** begin Record extracts **

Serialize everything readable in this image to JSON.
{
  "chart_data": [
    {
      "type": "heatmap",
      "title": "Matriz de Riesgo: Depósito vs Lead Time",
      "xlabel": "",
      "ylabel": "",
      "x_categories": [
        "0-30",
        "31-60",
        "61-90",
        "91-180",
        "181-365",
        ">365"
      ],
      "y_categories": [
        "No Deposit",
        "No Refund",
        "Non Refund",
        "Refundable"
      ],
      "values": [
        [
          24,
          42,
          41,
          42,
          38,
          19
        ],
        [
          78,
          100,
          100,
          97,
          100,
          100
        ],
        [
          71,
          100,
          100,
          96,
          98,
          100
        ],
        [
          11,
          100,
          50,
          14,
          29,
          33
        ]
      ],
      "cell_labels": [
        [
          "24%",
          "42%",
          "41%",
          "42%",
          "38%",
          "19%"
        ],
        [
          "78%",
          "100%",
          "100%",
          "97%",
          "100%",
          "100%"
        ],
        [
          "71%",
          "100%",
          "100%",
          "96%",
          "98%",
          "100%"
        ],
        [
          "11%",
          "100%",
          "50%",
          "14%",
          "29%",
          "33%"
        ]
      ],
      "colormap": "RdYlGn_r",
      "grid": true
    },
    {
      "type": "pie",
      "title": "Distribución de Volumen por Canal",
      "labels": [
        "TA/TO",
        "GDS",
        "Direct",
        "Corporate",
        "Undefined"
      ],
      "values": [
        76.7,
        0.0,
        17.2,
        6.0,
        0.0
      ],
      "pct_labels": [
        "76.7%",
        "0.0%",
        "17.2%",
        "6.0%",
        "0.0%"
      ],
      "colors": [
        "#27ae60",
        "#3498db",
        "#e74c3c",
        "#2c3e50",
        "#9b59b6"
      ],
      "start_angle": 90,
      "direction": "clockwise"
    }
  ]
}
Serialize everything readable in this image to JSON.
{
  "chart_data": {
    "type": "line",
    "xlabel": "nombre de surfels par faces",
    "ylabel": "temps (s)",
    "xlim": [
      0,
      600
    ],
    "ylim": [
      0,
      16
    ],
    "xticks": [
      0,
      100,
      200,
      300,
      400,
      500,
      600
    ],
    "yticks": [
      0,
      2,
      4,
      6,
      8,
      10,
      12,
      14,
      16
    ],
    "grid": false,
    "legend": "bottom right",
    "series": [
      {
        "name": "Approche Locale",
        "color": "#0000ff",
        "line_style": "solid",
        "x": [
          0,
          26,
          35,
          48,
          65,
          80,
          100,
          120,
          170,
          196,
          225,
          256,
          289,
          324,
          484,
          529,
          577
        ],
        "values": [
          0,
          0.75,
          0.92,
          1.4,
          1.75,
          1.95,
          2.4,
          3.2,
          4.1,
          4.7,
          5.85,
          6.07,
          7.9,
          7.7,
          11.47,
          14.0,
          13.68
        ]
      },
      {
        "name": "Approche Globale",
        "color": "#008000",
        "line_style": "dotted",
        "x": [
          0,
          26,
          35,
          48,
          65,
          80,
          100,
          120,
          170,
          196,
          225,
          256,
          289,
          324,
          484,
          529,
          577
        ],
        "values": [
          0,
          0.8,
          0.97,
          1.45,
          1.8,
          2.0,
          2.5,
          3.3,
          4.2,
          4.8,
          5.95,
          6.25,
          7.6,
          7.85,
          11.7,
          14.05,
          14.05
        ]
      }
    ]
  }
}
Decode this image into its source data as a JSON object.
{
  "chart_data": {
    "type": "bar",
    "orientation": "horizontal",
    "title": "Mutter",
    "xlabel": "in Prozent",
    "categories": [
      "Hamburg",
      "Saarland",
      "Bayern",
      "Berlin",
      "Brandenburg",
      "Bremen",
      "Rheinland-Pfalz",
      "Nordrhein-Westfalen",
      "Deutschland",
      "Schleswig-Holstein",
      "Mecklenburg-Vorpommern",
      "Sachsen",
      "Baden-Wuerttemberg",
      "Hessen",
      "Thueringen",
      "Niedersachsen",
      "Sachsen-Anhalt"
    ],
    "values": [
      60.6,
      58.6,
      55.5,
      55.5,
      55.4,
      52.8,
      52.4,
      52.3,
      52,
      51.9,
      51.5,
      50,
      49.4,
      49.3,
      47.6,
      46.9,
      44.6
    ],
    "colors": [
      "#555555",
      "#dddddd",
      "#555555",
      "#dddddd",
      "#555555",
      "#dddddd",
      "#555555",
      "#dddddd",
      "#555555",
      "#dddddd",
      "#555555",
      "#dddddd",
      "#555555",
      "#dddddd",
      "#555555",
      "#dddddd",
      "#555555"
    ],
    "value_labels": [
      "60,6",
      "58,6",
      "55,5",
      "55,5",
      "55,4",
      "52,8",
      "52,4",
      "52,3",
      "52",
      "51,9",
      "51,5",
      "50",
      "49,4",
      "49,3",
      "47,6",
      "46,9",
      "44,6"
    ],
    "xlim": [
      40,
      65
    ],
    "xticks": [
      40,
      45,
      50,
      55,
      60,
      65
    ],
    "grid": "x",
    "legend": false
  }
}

** end Record extracts **

**Set exercise**. Report the number of lines in the listing that include the string "name"; give nothing but the number.

**Written response**. 2